§ Information provided:
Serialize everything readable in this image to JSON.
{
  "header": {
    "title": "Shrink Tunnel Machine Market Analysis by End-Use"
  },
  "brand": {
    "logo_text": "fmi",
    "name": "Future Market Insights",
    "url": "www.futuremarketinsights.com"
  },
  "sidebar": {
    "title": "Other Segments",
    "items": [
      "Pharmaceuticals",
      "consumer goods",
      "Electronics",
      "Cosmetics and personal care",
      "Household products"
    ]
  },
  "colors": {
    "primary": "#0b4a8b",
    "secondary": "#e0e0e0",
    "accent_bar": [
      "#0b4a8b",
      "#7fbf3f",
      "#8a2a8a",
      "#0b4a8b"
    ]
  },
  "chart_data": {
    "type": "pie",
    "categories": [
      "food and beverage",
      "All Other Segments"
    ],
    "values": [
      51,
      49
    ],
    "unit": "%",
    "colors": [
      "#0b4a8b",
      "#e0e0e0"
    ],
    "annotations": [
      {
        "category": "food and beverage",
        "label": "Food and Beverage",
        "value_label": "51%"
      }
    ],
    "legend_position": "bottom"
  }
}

§ Problem: Output the listing above without altering a single character.

§ Written answer:
Serialize everything readable in this image to JSON.
{
  "header": {
    "title": "Shrink Tunnel Machine Market Analysis by End-Use"
  },
  "brand": {
    "logo_text": "fmi",
    "name": "Future Market Insights",
    "url": "www.futuremarketinsights.com"
  },
  "sidebar": {
    "title": "Other Segments",
    "items": [
      "Pharmaceuticals",
      "consumer goods",
      "Electronics",
      "Cosmetics and personal care",
      "Household products"
    ]
  },
  "colors": {
    "primary": "#0b4a8b",
    "secondary": "#e0e0e0",
    "accent_bar": [
      "#0b4a8b",
      "#7fbf3f",
      "#8a2a8a",
      "#0b4a8b"
    ]
  },
  "chart_data": {
    "type": "pie",
    "categories": [
      "food and beverage",
      "All Other Segments"
    ],
    "values": [
      51,
      49
    ],
    "unit": "%",
    "colors": [
      "#0b4a8b",
      "#e0e0e0"
    ],
    "annotations": [
      {
        "category": "food and beverage",
        "label": "Food and Beverage",
        "value_label": "51%"
      }
    ],
    "legend_position": "bottom"
  }
}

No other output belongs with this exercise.